Identify the lines that contain the string "values" and report only how many there are.
-- START Record excerpts --
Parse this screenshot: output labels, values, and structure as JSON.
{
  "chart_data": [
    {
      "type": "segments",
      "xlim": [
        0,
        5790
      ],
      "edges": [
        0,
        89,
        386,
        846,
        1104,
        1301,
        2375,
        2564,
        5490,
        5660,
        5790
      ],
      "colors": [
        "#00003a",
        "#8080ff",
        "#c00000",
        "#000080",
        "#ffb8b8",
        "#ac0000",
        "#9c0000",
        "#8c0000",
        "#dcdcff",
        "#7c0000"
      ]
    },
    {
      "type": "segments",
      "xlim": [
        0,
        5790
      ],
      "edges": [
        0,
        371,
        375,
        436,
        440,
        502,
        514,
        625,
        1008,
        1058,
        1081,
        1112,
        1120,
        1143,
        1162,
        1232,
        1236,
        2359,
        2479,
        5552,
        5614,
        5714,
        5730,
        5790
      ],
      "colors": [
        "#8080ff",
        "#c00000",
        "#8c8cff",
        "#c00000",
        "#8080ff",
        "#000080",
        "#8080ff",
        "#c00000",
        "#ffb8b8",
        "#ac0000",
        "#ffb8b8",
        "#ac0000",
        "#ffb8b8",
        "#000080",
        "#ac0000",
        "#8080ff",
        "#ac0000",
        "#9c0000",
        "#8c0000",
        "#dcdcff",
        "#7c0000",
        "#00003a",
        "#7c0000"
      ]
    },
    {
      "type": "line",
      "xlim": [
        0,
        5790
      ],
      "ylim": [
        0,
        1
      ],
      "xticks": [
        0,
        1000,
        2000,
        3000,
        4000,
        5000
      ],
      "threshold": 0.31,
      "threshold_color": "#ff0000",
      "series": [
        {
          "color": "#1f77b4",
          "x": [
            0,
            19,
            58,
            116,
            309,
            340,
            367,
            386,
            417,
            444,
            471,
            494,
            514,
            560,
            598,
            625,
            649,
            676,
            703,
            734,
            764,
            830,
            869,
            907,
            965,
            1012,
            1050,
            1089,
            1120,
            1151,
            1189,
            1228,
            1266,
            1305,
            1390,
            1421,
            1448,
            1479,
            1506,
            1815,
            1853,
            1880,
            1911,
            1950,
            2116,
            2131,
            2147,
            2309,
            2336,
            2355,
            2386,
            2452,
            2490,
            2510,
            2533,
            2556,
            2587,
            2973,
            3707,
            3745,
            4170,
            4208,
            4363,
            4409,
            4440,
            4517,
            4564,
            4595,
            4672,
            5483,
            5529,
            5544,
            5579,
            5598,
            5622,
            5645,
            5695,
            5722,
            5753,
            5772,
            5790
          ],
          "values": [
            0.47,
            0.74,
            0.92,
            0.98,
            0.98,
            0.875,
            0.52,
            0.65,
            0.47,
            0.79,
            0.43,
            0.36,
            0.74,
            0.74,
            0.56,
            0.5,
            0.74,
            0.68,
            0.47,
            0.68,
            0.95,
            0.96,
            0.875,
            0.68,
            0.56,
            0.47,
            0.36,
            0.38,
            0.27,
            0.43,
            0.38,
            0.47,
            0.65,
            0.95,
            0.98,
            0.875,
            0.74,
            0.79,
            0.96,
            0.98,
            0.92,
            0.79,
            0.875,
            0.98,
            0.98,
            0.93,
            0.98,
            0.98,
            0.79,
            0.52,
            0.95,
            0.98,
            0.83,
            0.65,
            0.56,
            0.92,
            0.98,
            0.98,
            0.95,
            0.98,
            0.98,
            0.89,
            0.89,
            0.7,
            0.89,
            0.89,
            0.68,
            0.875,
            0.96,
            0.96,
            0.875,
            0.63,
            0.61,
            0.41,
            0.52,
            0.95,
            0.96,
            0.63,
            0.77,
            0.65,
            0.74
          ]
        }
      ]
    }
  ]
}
-- END Record excerpts --
Reply
2